◆ Record excerpts:
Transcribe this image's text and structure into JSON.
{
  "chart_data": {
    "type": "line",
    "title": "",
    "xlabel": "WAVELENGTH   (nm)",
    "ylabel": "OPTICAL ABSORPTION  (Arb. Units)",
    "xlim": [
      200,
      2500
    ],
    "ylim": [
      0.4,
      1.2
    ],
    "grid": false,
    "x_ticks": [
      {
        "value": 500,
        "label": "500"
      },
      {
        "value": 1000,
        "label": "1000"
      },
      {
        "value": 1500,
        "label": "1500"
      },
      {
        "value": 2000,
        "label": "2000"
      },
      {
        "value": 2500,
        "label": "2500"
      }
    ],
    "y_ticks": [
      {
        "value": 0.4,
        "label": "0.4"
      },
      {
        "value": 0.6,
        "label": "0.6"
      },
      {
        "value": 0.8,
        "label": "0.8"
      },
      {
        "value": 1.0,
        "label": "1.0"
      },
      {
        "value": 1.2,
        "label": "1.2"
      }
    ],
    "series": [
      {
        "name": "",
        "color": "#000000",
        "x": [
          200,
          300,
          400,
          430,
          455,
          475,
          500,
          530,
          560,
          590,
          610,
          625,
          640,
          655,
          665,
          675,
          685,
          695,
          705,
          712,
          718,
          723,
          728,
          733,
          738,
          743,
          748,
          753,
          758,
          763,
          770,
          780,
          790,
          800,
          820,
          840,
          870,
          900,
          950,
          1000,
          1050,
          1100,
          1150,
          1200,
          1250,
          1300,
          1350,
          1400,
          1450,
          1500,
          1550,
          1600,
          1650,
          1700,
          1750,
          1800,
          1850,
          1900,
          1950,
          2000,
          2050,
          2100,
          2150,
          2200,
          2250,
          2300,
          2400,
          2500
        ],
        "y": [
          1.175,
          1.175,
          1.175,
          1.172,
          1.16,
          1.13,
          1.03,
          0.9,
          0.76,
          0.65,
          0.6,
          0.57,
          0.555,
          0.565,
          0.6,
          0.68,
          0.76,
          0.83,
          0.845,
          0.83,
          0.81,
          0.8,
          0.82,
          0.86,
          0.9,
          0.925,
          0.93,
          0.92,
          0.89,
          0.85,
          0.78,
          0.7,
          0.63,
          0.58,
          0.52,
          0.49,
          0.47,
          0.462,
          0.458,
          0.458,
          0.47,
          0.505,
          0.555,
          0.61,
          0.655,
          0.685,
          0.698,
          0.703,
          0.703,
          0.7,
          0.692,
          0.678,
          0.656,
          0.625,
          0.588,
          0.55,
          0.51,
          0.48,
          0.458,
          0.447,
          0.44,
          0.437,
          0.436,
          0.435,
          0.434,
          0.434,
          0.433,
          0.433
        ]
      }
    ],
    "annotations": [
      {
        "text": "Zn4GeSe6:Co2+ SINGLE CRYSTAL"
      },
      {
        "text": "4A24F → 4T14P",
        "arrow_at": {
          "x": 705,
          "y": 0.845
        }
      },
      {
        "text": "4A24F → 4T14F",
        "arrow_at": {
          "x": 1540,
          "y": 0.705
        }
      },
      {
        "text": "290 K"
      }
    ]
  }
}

◆ Work required:
Copy each line of the listing that holds the word "text".

◆ The response:
Transcribe this image's text and structure into JSON.
        "text": "Zn4GeSe6:Co2+ SINGLE CRYSTAL"
        "text": "4A24F → 4T14P",
        "text": "4A24F → 4T14F",
        "text": "290 K"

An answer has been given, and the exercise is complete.